[Data entries]
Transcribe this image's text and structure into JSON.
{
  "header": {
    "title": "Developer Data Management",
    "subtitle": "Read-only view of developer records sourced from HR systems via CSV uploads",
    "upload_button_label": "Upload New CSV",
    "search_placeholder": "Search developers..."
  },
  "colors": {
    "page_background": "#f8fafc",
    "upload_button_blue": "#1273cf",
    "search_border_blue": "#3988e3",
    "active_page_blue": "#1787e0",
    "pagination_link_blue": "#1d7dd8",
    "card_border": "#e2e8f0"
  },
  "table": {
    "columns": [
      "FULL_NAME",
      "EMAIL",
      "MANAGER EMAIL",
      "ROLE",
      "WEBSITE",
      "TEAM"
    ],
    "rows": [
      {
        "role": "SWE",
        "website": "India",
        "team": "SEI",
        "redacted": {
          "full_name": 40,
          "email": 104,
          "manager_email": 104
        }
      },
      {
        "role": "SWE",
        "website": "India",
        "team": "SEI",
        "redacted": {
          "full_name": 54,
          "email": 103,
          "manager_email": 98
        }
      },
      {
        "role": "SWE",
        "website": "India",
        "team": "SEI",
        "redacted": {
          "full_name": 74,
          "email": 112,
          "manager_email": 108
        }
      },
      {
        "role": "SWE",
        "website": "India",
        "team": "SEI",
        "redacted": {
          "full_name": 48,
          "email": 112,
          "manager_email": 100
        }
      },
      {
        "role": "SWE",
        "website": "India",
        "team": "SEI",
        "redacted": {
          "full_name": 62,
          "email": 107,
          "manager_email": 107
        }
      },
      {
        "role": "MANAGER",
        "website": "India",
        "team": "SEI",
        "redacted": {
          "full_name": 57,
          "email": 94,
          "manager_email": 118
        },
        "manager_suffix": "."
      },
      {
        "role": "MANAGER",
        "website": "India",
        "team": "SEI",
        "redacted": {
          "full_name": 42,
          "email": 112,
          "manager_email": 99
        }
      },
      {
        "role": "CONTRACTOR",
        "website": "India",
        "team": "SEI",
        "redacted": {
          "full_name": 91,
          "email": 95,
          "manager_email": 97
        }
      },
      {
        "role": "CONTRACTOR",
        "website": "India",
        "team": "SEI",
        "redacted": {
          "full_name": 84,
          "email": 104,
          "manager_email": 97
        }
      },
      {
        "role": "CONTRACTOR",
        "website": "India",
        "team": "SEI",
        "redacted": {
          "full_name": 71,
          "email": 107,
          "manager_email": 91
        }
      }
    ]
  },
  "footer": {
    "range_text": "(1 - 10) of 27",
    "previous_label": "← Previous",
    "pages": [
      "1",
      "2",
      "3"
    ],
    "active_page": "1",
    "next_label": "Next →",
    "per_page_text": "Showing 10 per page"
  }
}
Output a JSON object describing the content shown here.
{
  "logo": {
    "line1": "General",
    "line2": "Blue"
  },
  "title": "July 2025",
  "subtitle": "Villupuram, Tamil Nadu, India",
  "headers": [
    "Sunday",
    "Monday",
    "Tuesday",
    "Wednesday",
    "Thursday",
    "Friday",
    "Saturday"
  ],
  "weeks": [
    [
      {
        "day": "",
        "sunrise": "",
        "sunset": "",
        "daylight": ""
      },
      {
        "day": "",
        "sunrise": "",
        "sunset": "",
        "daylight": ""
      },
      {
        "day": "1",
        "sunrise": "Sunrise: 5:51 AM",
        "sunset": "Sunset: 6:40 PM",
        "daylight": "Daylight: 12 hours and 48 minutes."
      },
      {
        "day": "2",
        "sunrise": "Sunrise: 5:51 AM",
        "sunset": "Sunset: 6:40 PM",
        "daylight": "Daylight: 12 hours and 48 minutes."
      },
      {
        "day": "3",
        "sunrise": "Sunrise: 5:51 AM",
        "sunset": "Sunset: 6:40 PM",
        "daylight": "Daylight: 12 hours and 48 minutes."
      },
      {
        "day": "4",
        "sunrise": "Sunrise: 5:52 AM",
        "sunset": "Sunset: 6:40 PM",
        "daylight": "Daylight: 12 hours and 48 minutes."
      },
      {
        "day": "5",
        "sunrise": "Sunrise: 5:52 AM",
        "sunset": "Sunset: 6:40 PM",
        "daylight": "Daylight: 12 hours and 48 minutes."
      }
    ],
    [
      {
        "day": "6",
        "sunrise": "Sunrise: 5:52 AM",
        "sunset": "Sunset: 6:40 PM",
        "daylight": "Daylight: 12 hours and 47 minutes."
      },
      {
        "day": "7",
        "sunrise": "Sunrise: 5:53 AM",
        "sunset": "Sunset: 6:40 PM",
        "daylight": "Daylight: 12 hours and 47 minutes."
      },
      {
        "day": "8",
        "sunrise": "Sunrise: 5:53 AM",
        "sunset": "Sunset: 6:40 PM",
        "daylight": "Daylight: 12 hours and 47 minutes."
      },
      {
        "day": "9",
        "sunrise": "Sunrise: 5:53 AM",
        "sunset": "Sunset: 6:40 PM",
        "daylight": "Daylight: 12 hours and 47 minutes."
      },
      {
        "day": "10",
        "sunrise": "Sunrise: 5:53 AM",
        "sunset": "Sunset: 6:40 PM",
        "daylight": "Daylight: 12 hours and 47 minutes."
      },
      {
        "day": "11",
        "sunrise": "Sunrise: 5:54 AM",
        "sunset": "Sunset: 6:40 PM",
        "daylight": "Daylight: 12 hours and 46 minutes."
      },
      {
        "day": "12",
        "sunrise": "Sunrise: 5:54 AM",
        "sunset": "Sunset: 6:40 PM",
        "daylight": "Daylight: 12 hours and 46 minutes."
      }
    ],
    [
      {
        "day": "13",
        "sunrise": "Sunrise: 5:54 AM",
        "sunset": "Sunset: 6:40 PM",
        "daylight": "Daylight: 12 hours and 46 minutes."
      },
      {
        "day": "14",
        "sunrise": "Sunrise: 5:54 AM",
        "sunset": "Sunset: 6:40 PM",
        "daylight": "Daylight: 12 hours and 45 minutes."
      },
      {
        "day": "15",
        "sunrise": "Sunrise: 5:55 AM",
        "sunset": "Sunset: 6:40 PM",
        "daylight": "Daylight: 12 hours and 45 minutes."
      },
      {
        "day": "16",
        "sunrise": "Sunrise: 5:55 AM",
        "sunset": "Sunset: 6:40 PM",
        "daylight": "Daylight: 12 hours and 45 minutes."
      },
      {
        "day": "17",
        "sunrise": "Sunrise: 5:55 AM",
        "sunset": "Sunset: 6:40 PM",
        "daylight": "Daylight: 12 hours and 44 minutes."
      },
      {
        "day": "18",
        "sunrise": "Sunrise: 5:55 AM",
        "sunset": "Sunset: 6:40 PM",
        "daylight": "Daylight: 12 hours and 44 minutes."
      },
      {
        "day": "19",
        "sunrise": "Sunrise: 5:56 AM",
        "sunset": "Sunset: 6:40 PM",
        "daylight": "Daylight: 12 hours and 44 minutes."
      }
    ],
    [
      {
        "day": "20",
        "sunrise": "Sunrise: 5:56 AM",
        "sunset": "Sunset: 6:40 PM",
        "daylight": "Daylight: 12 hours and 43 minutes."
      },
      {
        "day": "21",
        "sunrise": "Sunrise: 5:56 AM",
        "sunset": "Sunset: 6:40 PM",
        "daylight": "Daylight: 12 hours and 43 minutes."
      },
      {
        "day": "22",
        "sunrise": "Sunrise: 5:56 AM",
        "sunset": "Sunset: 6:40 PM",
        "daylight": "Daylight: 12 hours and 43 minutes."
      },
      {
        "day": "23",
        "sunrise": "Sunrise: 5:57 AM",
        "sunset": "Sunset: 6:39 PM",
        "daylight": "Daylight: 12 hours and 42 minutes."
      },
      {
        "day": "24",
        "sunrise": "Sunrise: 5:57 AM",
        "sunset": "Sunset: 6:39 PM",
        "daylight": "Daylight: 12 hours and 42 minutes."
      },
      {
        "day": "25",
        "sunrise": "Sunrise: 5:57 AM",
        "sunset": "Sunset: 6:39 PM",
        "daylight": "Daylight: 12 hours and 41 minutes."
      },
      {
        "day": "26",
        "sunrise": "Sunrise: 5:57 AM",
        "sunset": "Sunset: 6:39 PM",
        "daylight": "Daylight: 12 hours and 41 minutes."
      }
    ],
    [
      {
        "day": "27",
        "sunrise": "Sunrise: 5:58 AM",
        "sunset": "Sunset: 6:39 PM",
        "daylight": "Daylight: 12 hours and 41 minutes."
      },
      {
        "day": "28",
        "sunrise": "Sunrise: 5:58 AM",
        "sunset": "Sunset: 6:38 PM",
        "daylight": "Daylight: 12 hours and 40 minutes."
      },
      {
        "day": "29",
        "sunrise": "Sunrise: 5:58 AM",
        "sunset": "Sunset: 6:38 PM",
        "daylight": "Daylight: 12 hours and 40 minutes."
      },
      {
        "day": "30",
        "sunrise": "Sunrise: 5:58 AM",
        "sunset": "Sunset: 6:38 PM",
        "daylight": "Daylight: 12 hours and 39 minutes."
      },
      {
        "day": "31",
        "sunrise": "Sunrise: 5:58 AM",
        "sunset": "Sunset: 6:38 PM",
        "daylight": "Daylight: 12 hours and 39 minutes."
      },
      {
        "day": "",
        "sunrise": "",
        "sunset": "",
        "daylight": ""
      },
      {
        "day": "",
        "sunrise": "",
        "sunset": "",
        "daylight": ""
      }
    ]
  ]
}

▶ _THE EXERCISE_: Write out each line of the data that holds the string "JSON".

▶ _FULL ANSWER_:
Transcribe this image's text and structure into JSON.
Output a JSON object describing the content shown here.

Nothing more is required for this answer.